- WHAT IS ASKED
Every record should be repeated exactly, except that pictures are left out.

Entries from a visual dataset:
════════

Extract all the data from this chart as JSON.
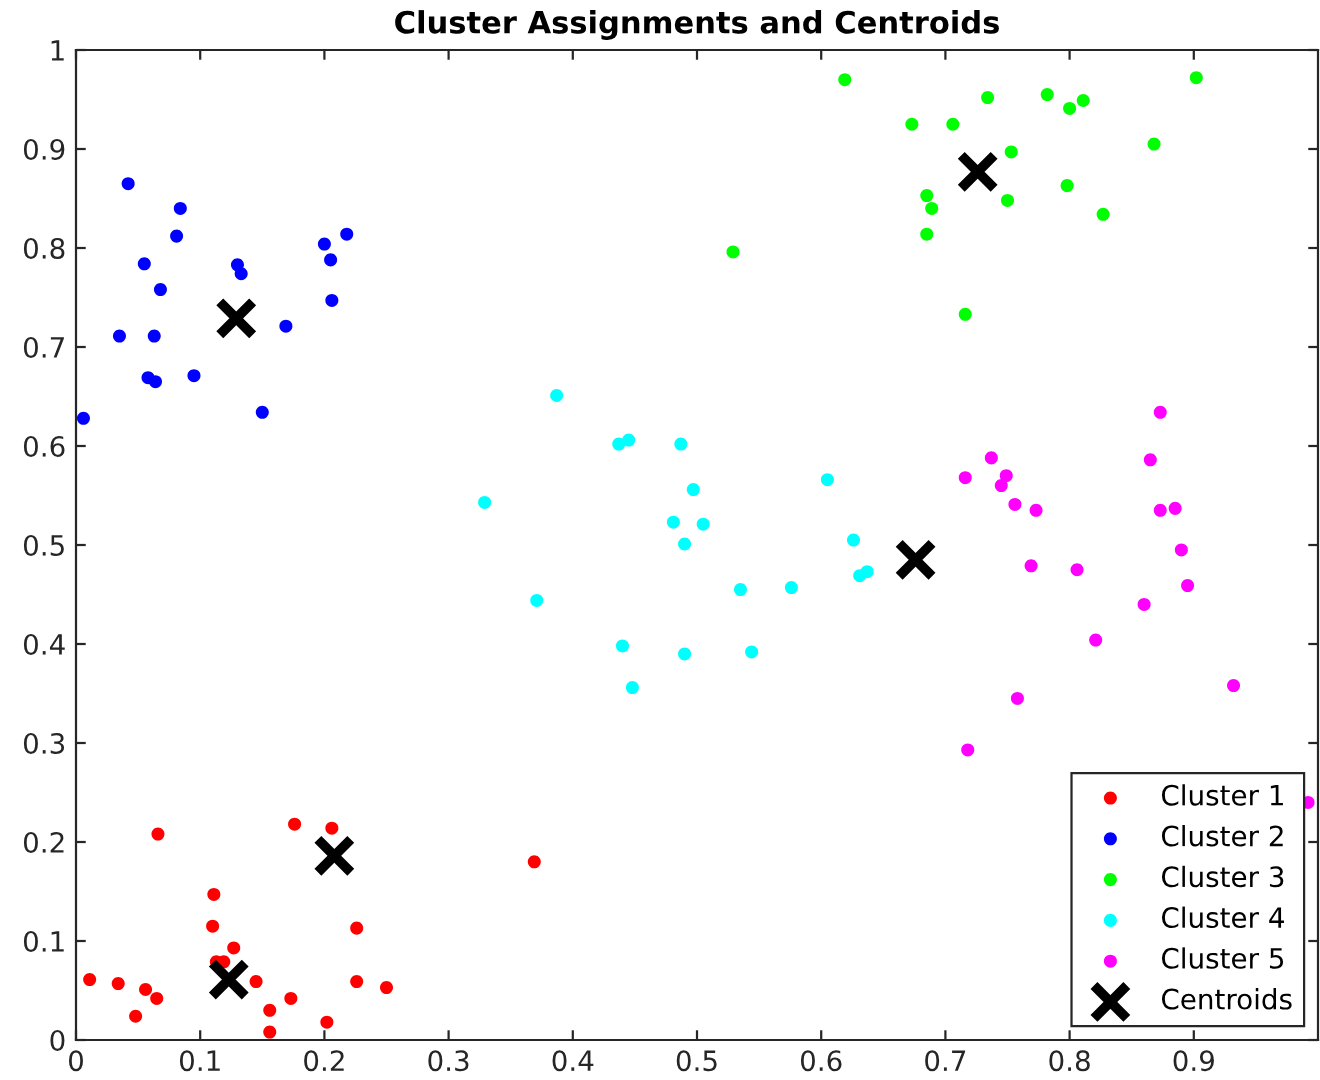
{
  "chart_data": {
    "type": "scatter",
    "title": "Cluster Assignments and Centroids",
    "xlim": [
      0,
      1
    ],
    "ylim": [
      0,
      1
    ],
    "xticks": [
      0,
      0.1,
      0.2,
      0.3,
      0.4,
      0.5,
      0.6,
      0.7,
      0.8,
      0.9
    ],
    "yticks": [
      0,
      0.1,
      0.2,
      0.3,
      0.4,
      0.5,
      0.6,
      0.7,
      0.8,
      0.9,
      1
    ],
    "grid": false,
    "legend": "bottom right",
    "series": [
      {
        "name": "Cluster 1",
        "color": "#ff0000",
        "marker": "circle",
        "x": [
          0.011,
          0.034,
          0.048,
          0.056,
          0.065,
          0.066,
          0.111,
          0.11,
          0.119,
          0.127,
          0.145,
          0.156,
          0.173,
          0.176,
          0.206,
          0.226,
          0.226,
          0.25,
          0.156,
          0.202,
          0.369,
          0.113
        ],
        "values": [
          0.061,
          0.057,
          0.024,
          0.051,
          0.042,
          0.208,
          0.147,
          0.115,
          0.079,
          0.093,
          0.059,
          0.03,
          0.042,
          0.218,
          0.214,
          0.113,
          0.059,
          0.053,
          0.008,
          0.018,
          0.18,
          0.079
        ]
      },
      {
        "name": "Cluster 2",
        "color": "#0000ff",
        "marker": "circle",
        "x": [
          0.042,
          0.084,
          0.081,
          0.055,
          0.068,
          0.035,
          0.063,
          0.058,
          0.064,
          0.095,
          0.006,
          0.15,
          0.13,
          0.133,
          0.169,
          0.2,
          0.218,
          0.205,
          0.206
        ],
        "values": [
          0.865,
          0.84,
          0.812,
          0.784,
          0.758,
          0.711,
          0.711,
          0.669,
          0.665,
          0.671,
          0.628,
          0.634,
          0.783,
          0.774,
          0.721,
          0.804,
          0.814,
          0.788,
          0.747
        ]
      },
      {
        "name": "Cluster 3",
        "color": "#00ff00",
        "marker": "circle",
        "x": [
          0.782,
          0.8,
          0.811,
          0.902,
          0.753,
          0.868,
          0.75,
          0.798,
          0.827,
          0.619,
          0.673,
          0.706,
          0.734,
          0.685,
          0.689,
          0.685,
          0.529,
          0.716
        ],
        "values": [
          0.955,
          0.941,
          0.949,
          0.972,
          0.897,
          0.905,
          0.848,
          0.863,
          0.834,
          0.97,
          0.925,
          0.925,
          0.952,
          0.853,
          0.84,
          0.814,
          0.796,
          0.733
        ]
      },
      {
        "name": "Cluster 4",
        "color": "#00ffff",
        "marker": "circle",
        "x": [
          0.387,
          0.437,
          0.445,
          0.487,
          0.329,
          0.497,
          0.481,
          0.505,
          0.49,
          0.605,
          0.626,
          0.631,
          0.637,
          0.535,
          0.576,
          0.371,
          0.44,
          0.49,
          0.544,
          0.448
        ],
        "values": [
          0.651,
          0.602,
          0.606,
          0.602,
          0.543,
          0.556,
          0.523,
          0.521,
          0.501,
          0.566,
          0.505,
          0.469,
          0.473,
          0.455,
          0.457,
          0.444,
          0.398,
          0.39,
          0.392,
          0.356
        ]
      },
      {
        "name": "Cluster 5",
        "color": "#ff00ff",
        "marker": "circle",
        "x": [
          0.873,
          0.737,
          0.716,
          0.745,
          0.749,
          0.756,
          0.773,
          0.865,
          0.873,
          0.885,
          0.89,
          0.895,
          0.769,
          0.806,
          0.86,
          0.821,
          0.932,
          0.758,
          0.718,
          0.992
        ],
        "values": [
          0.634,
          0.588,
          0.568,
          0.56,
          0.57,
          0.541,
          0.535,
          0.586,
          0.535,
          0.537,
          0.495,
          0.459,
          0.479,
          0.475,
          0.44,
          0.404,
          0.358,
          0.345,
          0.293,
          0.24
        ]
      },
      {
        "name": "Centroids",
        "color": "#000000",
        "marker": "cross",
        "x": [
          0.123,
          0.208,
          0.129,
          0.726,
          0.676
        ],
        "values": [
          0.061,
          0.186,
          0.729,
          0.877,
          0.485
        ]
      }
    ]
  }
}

════════

- FINISHED TASK
Extract all the data from this chart as JSON.
{
  "chart_data": {
    "type": "scatter",
    "title": "Cluster Assignments and Centroids",
    "xlim": [
      0,
      1
    ],
    "ylim": [
      0,
      1
    ],
    "xticks": [
      0,
      0.1,
      0.2,
      0.3,
      0.4,
      0.5,
      0.6,
      0.7,
      0.8,
      0.9
    ],
    "yticks": [
      0,
      0.1,
      0.2,
      0.3,
      0.4,
      0.5,
      0.6,
      0.7,
      0.8,
      0.9,
      1
    ],
    "grid": false,
    "legend": "bottom right",
    "series": [
      {
        "name": "Cluster 1",
        "color": "#ff0000",
        "marker": "circle",
        "x": [
          0.011,
          0.034,
          0.048,
          0.056,
          0.065,
          0.066,
          0.111,
          0.11,
          0.119,
          0.127,
          0.145,
          0.156,
          0.173,
          0.176,
          0.206,
          0.226,
          0.226,
          0.25,
          0.156,
          0.202,
          0.369,
          0.113
        ],
        "values": [
          0.061,
          0.057,
          0.024,
          0.051,
          0.042,
          0.208,
          0.147,
          0.115,
          0.079,
          0.093,
          0.059,
          0.03,
          0.042,
          0.218,
          0.214,
          0.113,
          0.059,
          0.053,
          0.008,
          0.018,
          0.18,
          0.079
        ]
      },
      {
        "name": "Cluster 2",
        "color": "#0000ff",
        "marker": "circle",
        "x": [
          0.042,
          0.084,
          0.081,
          0.055,
          0.068,
          0.035,
          0.063,
          0.058,
          0.064,
          0.095,
          0.006,
          0.15,
          0.13,
          0.133,
          0.169,
          0.2,
          0.218,
          0.205,
          0.206
        ],
        "values": [
          0.865,
          0.84,
          0.812,
          0.784,
          0.758,
          0.711,
          0.711,
          0.669,
          0.665,
          0.671,
          0.628,
          0.634,
          0.783,
          0.774,
          0.721,
          0.804,
          0.814,
          0.788,
          0.747
        ]
      },
      {
        "name": "Cluster 3",
        "color": "#00ff00",
        "marker": "circle",
        "x": [
          0.782,
          0.8,
          0.811,
          0.902,
          0.753,
          0.868,
          0.75,
          0.798,
          0.827,
          0.619,
          0.673,
          0.706,
          0.734,
          0.685,
          0.689,
          0.685,
          0.529,
          0.716
        ],
        "values": [
          0.955,
          0.941,
          0.949,
          0.972,
          0.897,
          0.905,
          0.848,
          0.863,
          0.834,
          0.97,
          0.925,
          0.925,
          0.952,
          0.853,
          0.84,
          0.814,
          0.796,
          0.733
        ]
      },
      {
        "name": "Cluster 4",
        "color": "#00ffff",
        "marker": "circle",
        "x": [
          0.387,
          0.437,
          0.445,
          0.487,
          0.329,
          0.497,
          0.481,
          0.505,
          0.49,
          0.605,
          0.626,
          0.631,
          0.637,
          0.535,
          0.576,
          0.371,
          0.44,
          0.49,
          0.544,
          0.448
        ],
        "values": [
          0.651,
          0.602,
          0.606,
          0.602,
          0.543,
          0.556,
          0.523,
          0.521,
          0.501,
          0.566,
          0.505,
          0.469,
          0.473,
          0.455,
          0.457,
          0.444,
          0.398,
          0.39,
          0.392,
          0.356
        ]
      },
      {
        "name": "Cluster 5",
        "color": "#ff00ff",
        "marker": "circle",
        "x": [
          0.873,
          0.737,
          0.716,
          0.745,
          0.749,
          0.756,
          0.773,
          0.865,
          0.873,
          0.885,
          0.89,
          0.895,
          0.769,
          0.806,
          0.86,
          0.821,
          0.932,
          0.758,
          0.718,
          0.992
        ],
        "values": [
          0.634,
          0.588,
          0.568,
          0.56,
          0.57,
          0.541,
          0.535,
          0.586,
          0.535,
          0.537,
          0.495,
          0.459,
          0.479,
          0.475,
          0.44,
          0.404,
          0.358,
          0.345,
          0.293,
          0.24
        ]
      },
      {
        "name": "Centroids",
        "color": "#000000",
        "marker": "cross",
        "x": [
          0.123,
          0.208,
          0.129,
          0.726,
          0.676
        ],
        "values": [
          0.061,
          0.186,
          0.729,
          0.877,
          0.485
        ]
      }
    ]
  }
}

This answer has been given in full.